• [What the task requires]: Check each line of the records below for the word "Internet" and copy those where it appears.

Items from a dataset
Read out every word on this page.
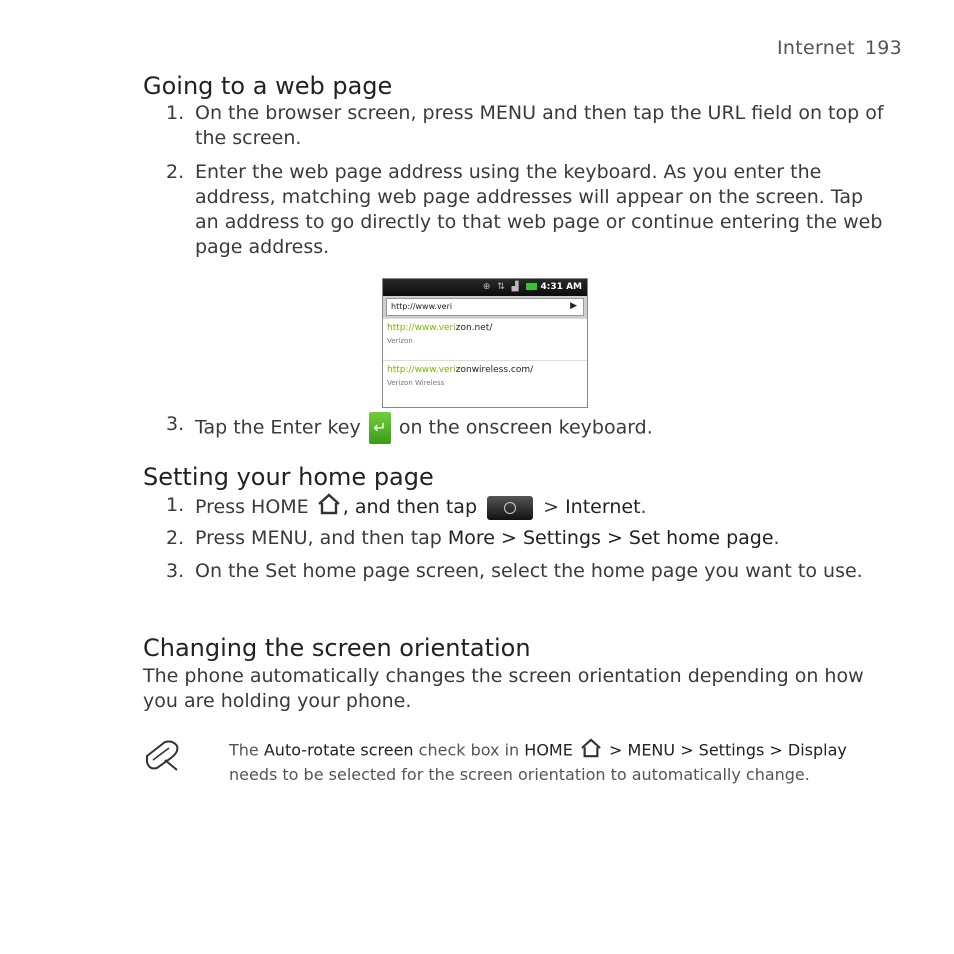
Internet 193
Going to a web page
1. On the browser screen, press MENU and then tap the URL field on top of the screen.
2. Enter the web page address using the keyboard. As you enter the address, matching web page addresses will appear on the screen. Tap an address to go directly to that web page or continue entering the web page address.
⊕ ⇅ ▟ 4:31 AM
http://www.veri	▶
http://www.verizon.net/
Verizon
http://www.verizonwireless.com/
Verizon Wireless
3. Tap the Enter key ↵ on the onscreen keyboard.
Setting your home page
1. Press HOME , and then tap	> Internet.
2. Press MENU, and then tap More > Settings > Set home page.
3. On the Set home page screen, select the home page you want to use.
Changing the screen orientation
The phone automatically changes the screen orientation depending on how you are holding your phone.
The Auto-rotate screen check box in HOME > MENU > Settings > Display needs to be selected for the screen orientation to automatically change.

• [Solution]:
Internet 193
1. Press HOME , and then tap	> Internet.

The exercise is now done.